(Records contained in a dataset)
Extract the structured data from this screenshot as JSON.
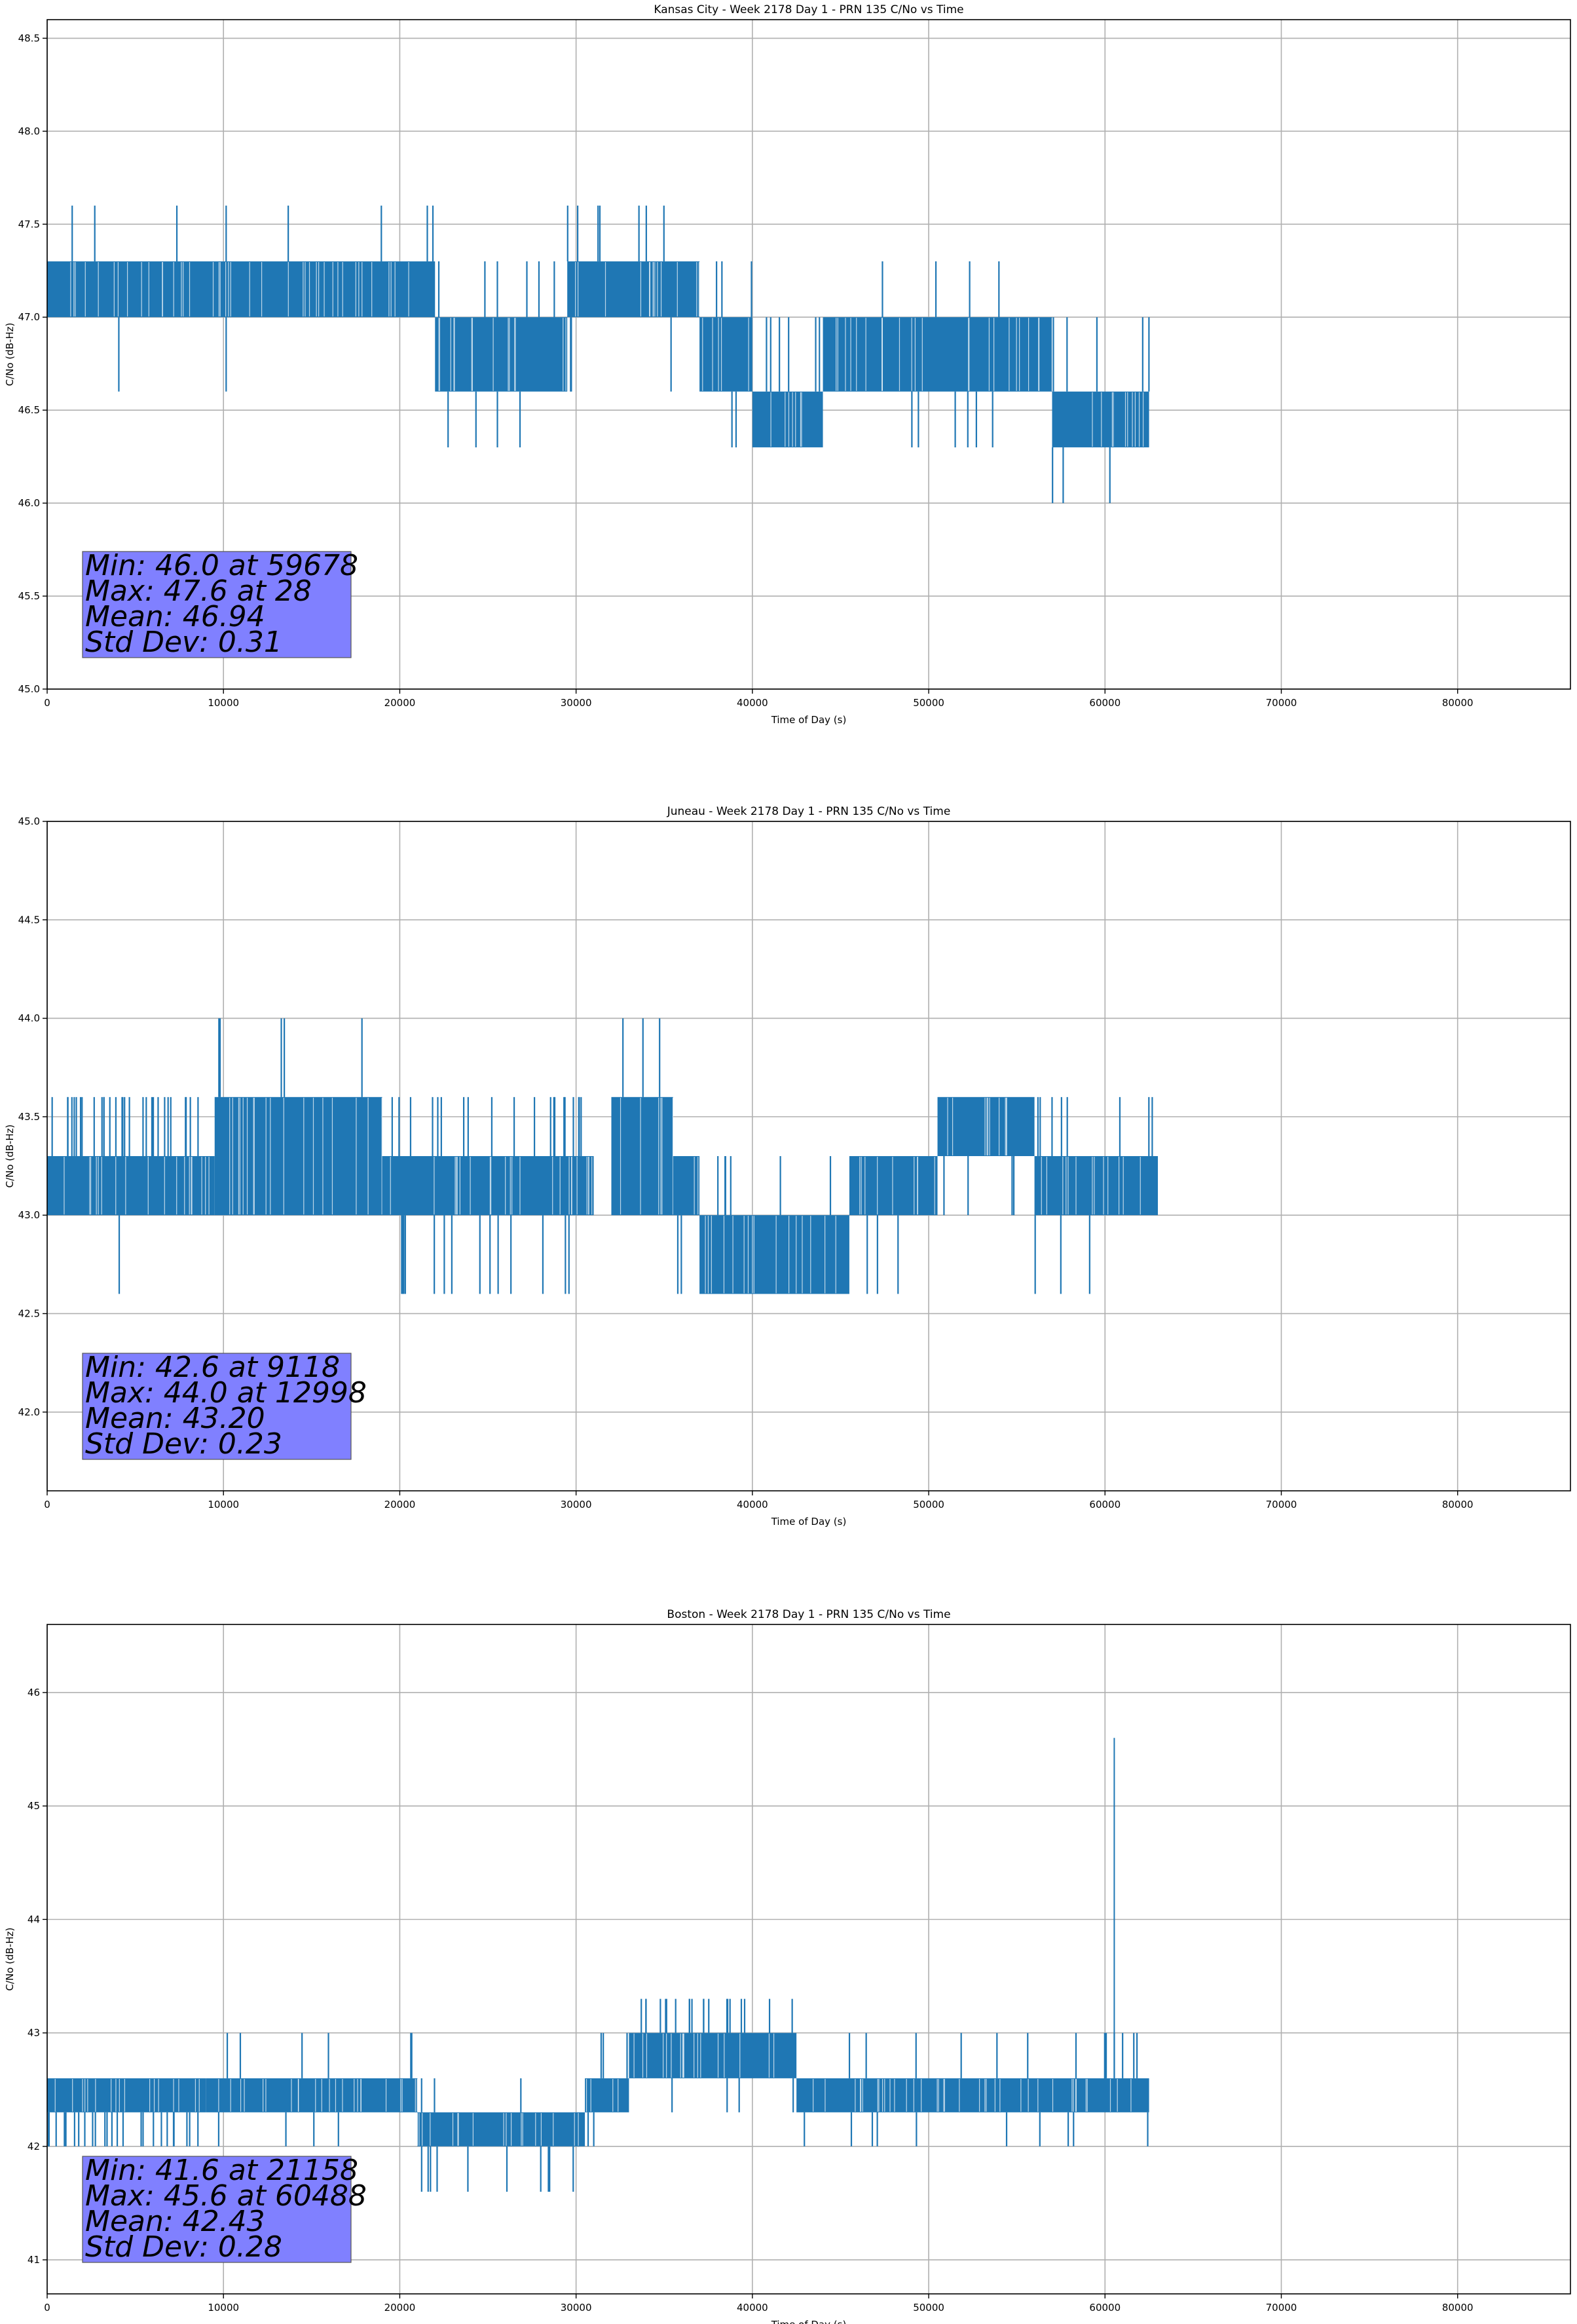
{
  "chart_data": [
    {
      "type": "line",
      "title": "Kansas City - Week 2178 Day 1 - PRN 135 C/No vs Time",
      "xlabel": "Time of Day (s)",
      "ylabel": "C/No (dB-Hz)",
      "xlim": [
        0,
        86400
      ],
      "ylim": [
        45.0,
        48.6
      ],
      "xticks": [
        0,
        10000,
        20000,
        30000,
        40000,
        50000,
        60000,
        70000,
        80000
      ],
      "xtick_labels": [
        "0",
        "10000",
        "20000",
        "30000",
        "40000",
        "50000",
        "60000",
        "70000",
        "80000"
      ],
      "yticks": [
        45.0,
        45.5,
        46.0,
        46.5,
        47.0,
        47.5,
        48.0,
        48.5
      ],
      "ytick_labels": [
        "45.0",
        "45.5",
        "46.0",
        "46.5",
        "47.0",
        "47.5",
        "48.0",
        "48.5"
      ],
      "grid": true,
      "color": "#1f77b4",
      "stats": [
        "Min: 46.0 at 59678",
        "Max: 47.6 at 28",
        "Mean: 46.94",
        "Std Dev: 0.31"
      ],
      "stats_box_color": "#8080ff",
      "segments": [
        {
          "x": [
            0,
            22000
          ],
          "band": [
            47.0,
            47.3
          ],
          "spikes_up": [
            47.6,
            8
          ],
          "spikes_down": [
            46.6,
            2
          ]
        },
        {
          "x": [
            22000,
            29500
          ],
          "band": [
            46.6,
            47.0
          ],
          "spikes_up": [
            47.3,
            6
          ],
          "spikes_down": [
            46.3,
            4
          ]
        },
        {
          "x": [
            29500,
            37000
          ],
          "band": [
            47.0,
            47.3
          ],
          "spikes_up": [
            47.6,
            7
          ],
          "spikes_down": [
            46.6,
            3
          ]
        },
        {
          "x": [
            37000,
            40000
          ],
          "band": [
            46.6,
            47.0
          ],
          "spikes_up": [
            47.3,
            3
          ],
          "spikes_down": [
            46.3,
            2
          ]
        },
        {
          "x": [
            40000,
            44000
          ],
          "band": [
            46.3,
            46.6
          ],
          "spikes_up": [
            47.0,
            6
          ],
          "spikes_down": [
            46.3,
            1
          ]
        },
        {
          "x": [
            44000,
            57000
          ],
          "band": [
            46.6,
            47.0
          ],
          "spikes_up": [
            47.3,
            4
          ],
          "spikes_down": [
            46.3,
            6
          ]
        },
        {
          "x": [
            57000,
            62500
          ],
          "band": [
            46.3,
            46.6
          ],
          "spikes_up": [
            47.0,
            5
          ],
          "spikes_down": [
            46.0,
            3
          ]
        }
      ]
    },
    {
      "type": "line",
      "title": "Juneau - Week 2178 Day 1 - PRN 135 C/No vs Time",
      "xlabel": "Time of Day (s)",
      "ylabel": "C/No (dB-Hz)",
      "xlim": [
        0,
        86400
      ],
      "ylim": [
        41.6,
        45.0
      ],
      "xticks": [
        0,
        10000,
        20000,
        30000,
        40000,
        50000,
        60000,
        70000,
        80000
      ],
      "xtick_labels": [
        "0",
        "10000",
        "20000",
        "30000",
        "40000",
        "50000",
        "60000",
        "70000",
        "80000"
      ],
      "yticks": [
        42.0,
        42.5,
        43.0,
        43.5,
        44.0,
        44.5,
        45.0
      ],
      "ytick_labels": [
        "42.0",
        "42.5",
        "43.0",
        "43.5",
        "44.0",
        "44.5",
        "45.0"
      ],
      "grid": true,
      "color": "#1f77b4",
      "stats": [
        "Min: 42.6 at 9118",
        "Max: 44.0 at 12998",
        "Mean: 43.20",
        "Std Dev: 0.23"
      ],
      "stats_box_color": "#8080ff",
      "segments": [
        {
          "x": [
            0,
            9500
          ],
          "band": [
            43.0,
            43.3
          ],
          "spikes_up": [
            43.6,
            30
          ],
          "spikes_down": [
            42.6,
            1
          ]
        },
        {
          "x": [
            9500,
            19000
          ],
          "band": [
            43.0,
            43.6
          ],
          "spikes_up": [
            44.0,
            5
          ],
          "spikes_down": [
            43.0,
            1
          ]
        },
        {
          "x": [
            19000,
            31000
          ],
          "band": [
            43.0,
            43.3
          ],
          "spikes_up": [
            43.6,
            20
          ],
          "spikes_down": [
            42.6,
            14
          ]
        },
        {
          "x": [
            32000,
            35500
          ],
          "band": [
            43.0,
            43.6
          ],
          "spikes_up": [
            44.0,
            3
          ],
          "spikes_down": [
            43.0,
            1
          ]
        },
        {
          "x": [
            35500,
            37000
          ],
          "band": [
            43.0,
            43.3
          ],
          "spikes_up": [
            43.3,
            1
          ],
          "spikes_down": [
            42.6,
            2
          ]
        },
        {
          "x": [
            37000,
            45500
          ],
          "band": [
            42.6,
            43.0
          ],
          "spikes_up": [
            43.3,
            6
          ],
          "spikes_down": [
            42.6,
            1
          ]
        },
        {
          "x": [
            45500,
            50500
          ],
          "band": [
            43.0,
            43.3
          ],
          "spikes_up": [
            43.3,
            1
          ],
          "spikes_down": [
            42.6,
            3
          ]
        },
        {
          "x": [
            50500,
            56000
          ],
          "band": [
            43.3,
            43.6
          ],
          "spikes_up": [
            43.6,
            1
          ],
          "spikes_down": [
            43.0,
            4
          ]
        },
        {
          "x": [
            56000,
            63000
          ],
          "band": [
            43.0,
            43.3
          ],
          "spikes_up": [
            43.6,
            8
          ],
          "spikes_down": [
            42.6,
            3
          ]
        }
      ]
    },
    {
      "type": "line",
      "title": "Boston - Week 2178 Day 1 - PRN 135 C/No vs Time",
      "xlabel": "Time of Day (s)",
      "ylabel": "C/No (dB-Hz)",
      "xlim": [
        0,
        86400
      ],
      "ylim": [
        40.7,
        46.6
      ],
      "xticks": [
        0,
        10000,
        20000,
        30000,
        40000,
        50000,
        60000,
        70000,
        80000
      ],
      "xtick_labels": [
        "0",
        "10000",
        "20000",
        "30000",
        "40000",
        "50000",
        "60000",
        "70000",
        "80000"
      ],
      "yticks": [
        41,
        42,
        43,
        44,
        45,
        46
      ],
      "ytick_labels": [
        "41",
        "42",
        "43",
        "44",
        "45",
        "46"
      ],
      "grid": true,
      "color": "#1f77b4",
      "stats": [
        "Min: 41.6 at 21158",
        "Max: 45.6 at 60488",
        "Mean: 42.43",
        "Std Dev: 0.28"
      ],
      "stats_box_color": "#8080ff",
      "segments": [
        {
          "x": [
            0,
            9000
          ],
          "band": [
            42.3,
            42.6
          ],
          "spikes_up": [
            42.6,
            1
          ],
          "spikes_down": [
            42.0,
            25
          ]
        },
        {
          "x": [
            9000,
            21000
          ],
          "band": [
            42.3,
            42.6
          ],
          "spikes_up": [
            43.0,
            6
          ],
          "spikes_down": [
            42.0,
            4
          ]
        },
        {
          "x": [
            21000,
            30500
          ],
          "band": [
            42.0,
            42.3
          ],
          "spikes_up": [
            42.6,
            3
          ],
          "spikes_down": [
            41.6,
            10
          ]
        },
        {
          "x": [
            30500,
            33000
          ],
          "band": [
            42.3,
            42.6
          ],
          "spikes_up": [
            43.0,
            3
          ],
          "spikes_down": [
            42.0,
            2
          ]
        },
        {
          "x": [
            33000,
            42500
          ],
          "band": [
            42.6,
            43.0
          ],
          "spikes_up": [
            43.3,
            20
          ],
          "spikes_down": [
            42.3,
            4
          ]
        },
        {
          "x": [
            42500,
            62500
          ],
          "band": [
            42.3,
            42.6
          ],
          "spikes_up": [
            43.0,
            14
          ],
          "spikes_down": [
            42.0,
            10
          ]
        },
        {
          "x": [
            60488,
            60520
          ],
          "band": [
            42.6,
            45.6
          ],
          "spikes_up": [
            45.6,
            1
          ],
          "spikes_down": [
            42.6,
            1
          ]
        }
      ]
    }
  ]
}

-- Instruction --
Each line in the listing above either holds the string "Week" or does not; state how many do, giving the number only.

-- The reply --
3